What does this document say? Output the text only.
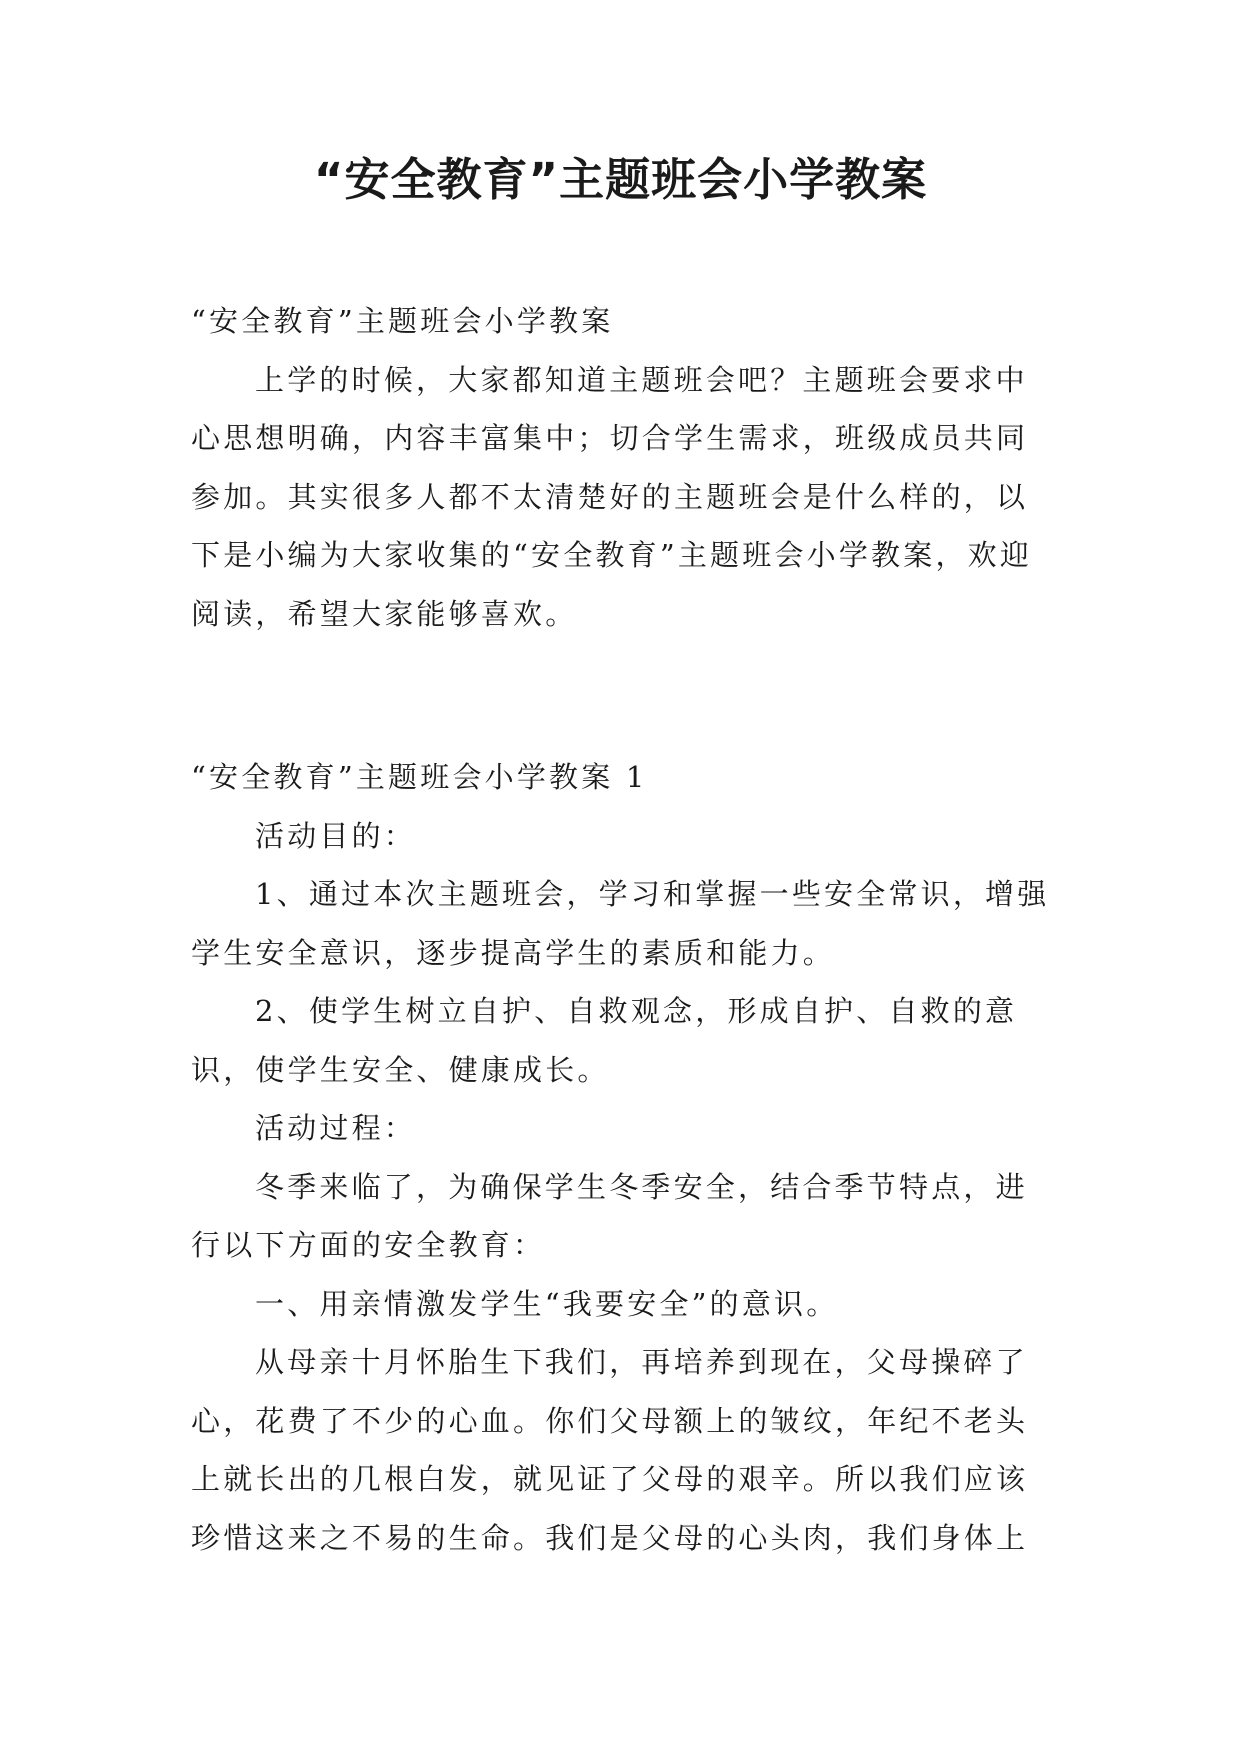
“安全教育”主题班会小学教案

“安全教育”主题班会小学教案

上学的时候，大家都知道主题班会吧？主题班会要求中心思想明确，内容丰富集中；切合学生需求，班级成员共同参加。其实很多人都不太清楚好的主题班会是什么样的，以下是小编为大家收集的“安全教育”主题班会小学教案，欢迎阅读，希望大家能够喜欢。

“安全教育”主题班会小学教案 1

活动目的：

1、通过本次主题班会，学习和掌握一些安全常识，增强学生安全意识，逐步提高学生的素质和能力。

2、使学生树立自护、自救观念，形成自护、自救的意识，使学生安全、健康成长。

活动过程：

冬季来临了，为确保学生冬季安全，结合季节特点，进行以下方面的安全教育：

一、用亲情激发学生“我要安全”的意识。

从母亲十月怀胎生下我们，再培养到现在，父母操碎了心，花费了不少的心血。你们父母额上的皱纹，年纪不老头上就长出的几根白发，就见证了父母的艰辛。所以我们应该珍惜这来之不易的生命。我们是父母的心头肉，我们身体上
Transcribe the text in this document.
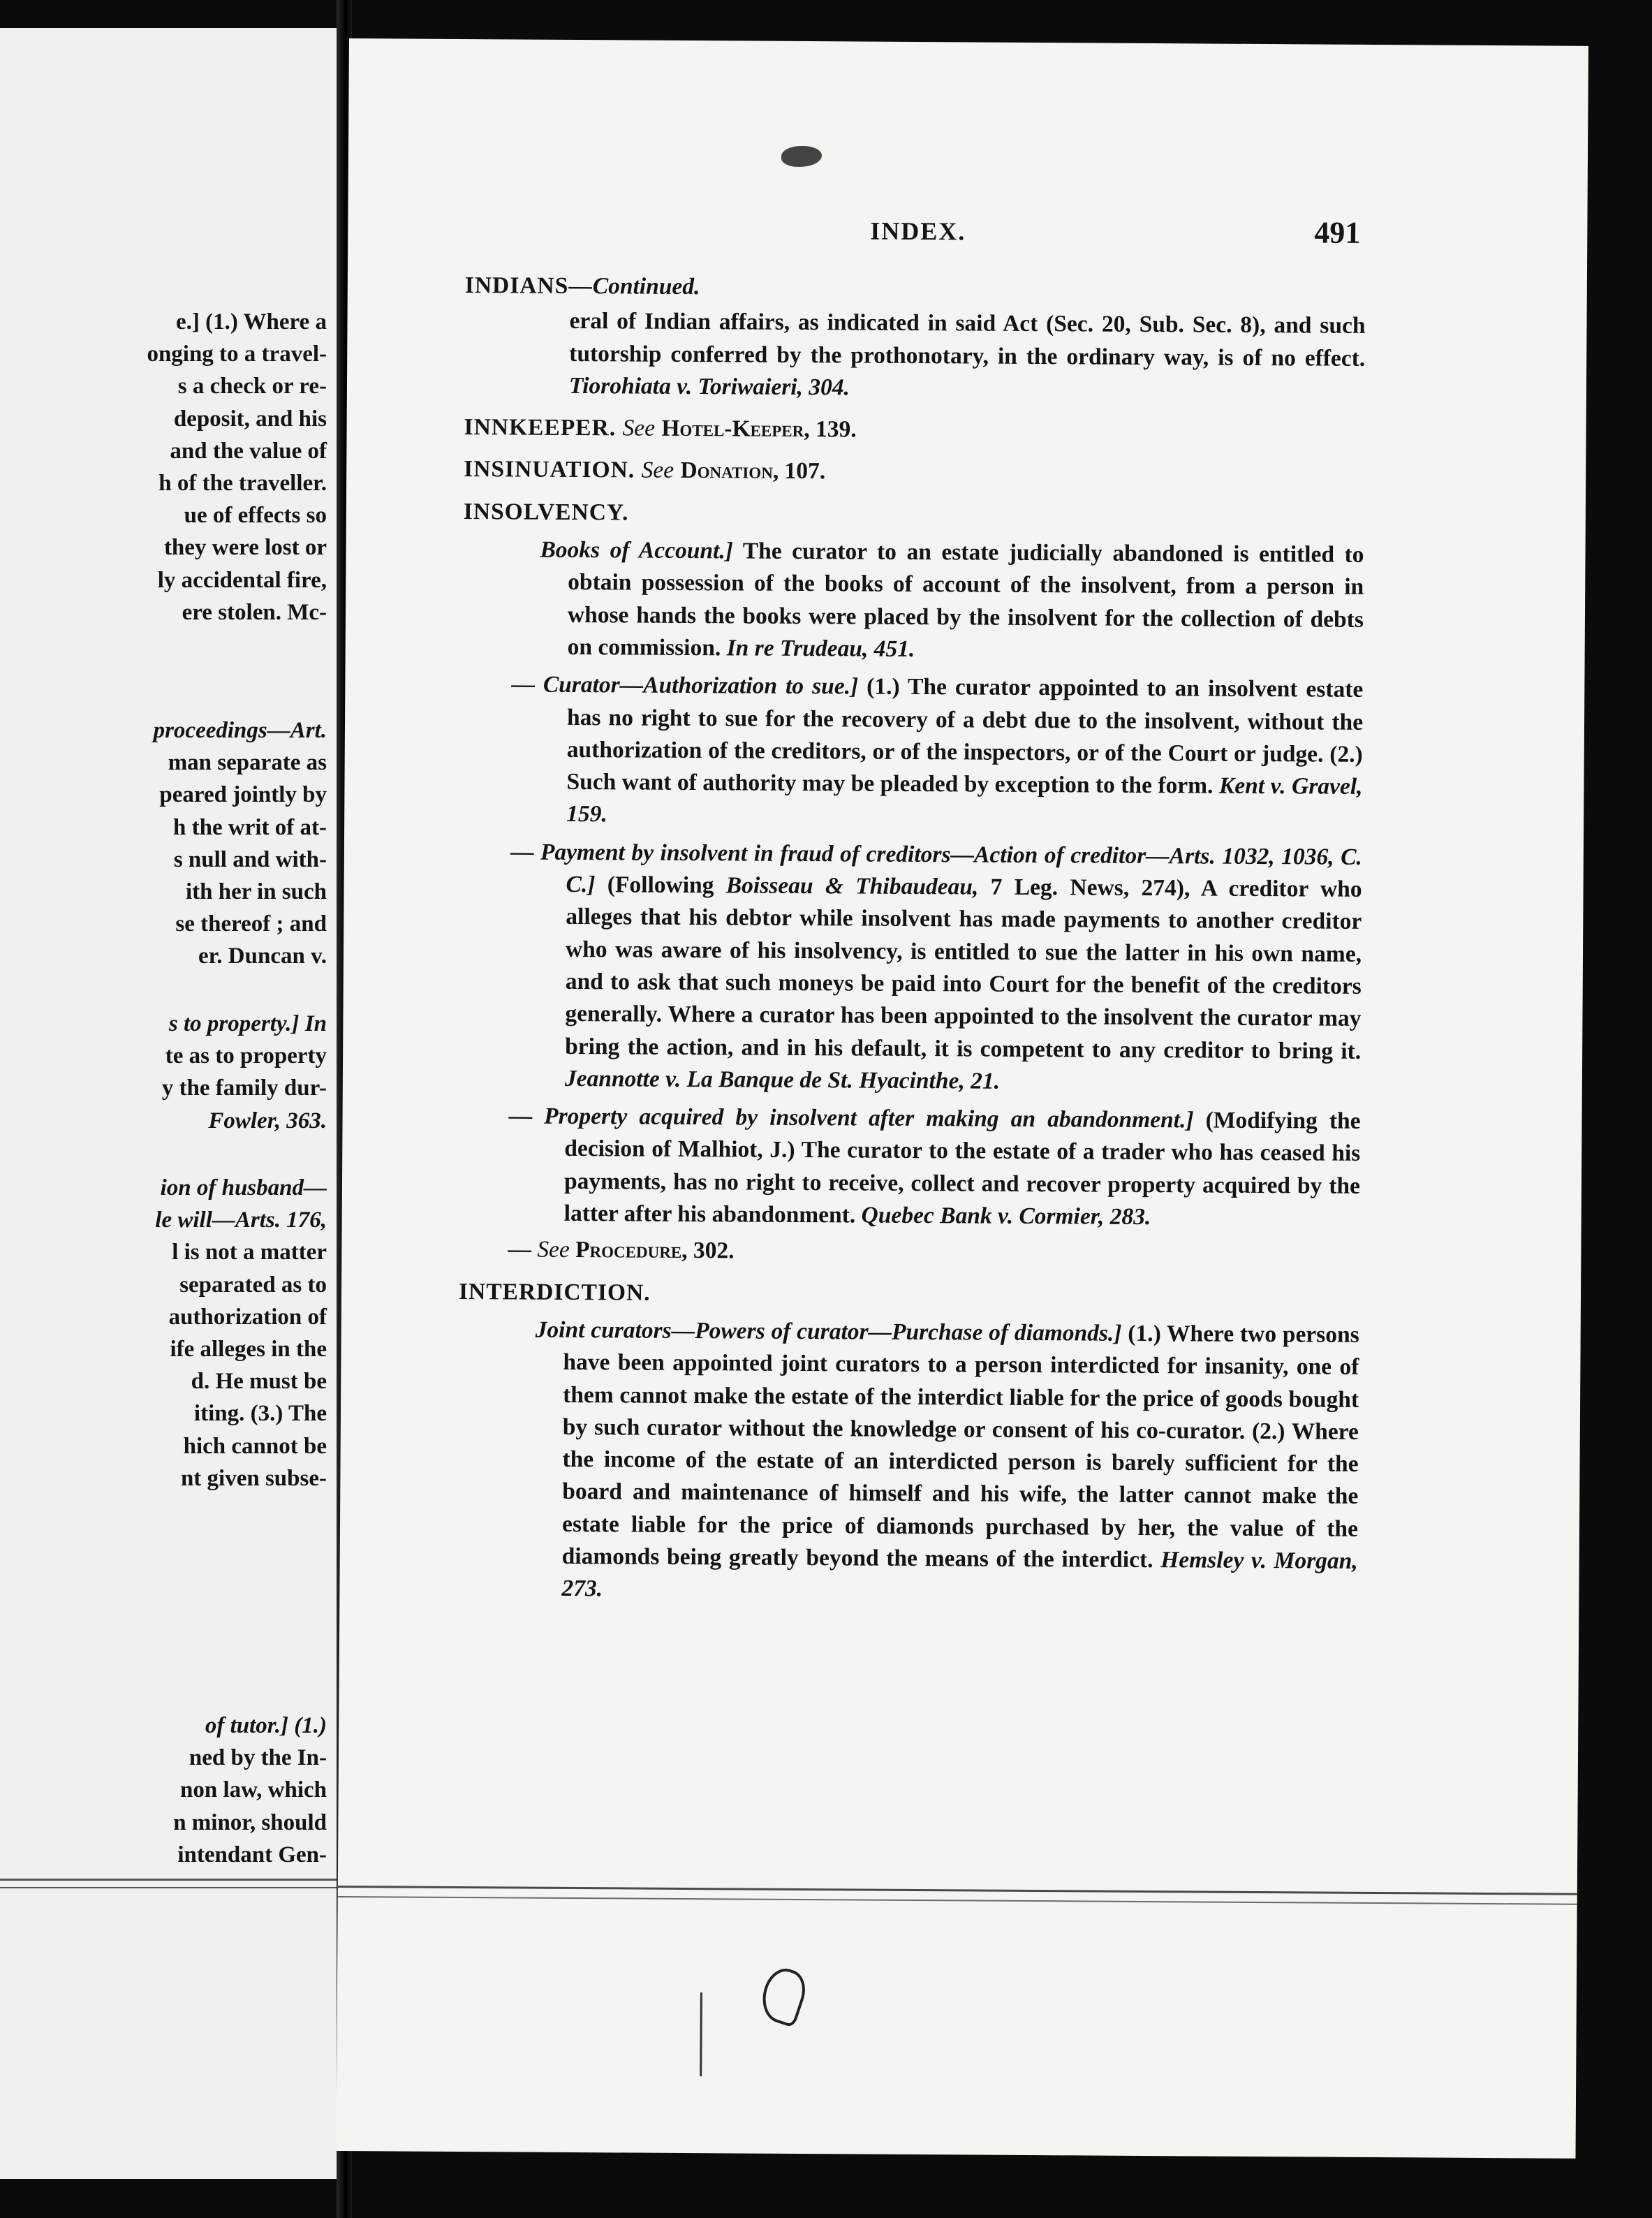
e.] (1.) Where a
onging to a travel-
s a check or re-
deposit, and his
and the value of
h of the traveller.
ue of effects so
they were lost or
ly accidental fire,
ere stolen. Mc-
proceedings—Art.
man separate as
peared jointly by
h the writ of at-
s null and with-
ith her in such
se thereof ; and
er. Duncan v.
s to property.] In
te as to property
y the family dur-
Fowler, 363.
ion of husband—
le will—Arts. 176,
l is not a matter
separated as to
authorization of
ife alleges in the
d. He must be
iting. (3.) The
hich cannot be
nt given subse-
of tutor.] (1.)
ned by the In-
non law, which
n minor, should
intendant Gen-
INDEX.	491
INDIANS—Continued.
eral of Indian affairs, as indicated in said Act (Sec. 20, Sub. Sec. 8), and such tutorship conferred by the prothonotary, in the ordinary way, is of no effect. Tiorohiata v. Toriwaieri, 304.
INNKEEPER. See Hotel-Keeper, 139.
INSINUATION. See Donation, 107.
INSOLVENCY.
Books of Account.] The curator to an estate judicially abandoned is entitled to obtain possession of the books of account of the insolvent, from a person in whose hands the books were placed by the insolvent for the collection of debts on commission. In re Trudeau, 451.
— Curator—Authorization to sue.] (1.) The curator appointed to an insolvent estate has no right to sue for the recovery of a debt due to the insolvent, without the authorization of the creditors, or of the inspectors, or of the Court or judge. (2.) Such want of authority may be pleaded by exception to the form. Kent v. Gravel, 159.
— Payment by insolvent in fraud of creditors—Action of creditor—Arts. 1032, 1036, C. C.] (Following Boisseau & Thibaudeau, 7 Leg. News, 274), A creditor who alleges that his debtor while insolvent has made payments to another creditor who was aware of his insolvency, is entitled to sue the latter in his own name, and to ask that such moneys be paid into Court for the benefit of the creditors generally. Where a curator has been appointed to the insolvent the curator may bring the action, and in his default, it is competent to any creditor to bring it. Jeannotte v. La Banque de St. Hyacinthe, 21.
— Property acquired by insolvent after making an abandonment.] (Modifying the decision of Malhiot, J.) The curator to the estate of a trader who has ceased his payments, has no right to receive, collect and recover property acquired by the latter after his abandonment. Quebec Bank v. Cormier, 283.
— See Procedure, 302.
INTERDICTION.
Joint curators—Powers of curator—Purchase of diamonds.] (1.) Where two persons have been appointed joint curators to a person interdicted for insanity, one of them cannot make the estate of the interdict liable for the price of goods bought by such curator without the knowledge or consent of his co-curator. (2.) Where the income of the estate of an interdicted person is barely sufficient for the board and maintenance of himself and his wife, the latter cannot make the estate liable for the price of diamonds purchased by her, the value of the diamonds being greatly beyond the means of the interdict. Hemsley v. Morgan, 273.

_What you need to do_
Find each line holding "document". Copy it out.

_Expected answer_
What does this document say? Output the text only.
Transcribe the text in this document.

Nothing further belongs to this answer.